Return the number of lines holding "Total", with nothing added.

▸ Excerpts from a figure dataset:

- - -

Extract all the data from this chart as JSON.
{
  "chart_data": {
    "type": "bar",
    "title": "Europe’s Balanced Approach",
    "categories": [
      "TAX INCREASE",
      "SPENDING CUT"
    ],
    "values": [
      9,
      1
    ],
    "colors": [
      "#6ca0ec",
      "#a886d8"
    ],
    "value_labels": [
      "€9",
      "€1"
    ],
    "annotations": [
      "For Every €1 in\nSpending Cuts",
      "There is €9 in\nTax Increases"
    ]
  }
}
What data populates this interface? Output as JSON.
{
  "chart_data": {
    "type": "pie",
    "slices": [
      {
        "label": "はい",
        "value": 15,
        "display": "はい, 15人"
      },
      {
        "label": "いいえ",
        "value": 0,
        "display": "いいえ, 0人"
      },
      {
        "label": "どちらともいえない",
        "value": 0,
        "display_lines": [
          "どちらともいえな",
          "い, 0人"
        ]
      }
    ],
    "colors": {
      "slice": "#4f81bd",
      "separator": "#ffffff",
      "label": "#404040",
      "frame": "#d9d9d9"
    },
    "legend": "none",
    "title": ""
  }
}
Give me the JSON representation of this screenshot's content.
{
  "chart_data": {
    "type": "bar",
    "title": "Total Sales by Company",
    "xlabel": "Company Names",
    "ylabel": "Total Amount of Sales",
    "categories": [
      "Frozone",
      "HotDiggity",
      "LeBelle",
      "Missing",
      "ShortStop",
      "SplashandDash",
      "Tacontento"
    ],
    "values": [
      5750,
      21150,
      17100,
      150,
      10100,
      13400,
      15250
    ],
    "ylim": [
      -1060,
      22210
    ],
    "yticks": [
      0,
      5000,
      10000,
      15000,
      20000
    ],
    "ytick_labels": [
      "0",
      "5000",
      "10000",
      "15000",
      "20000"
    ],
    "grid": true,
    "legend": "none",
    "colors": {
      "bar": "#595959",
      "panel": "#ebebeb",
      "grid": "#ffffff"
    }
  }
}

- - -

▸ ANSWER TO THIS TASK:
2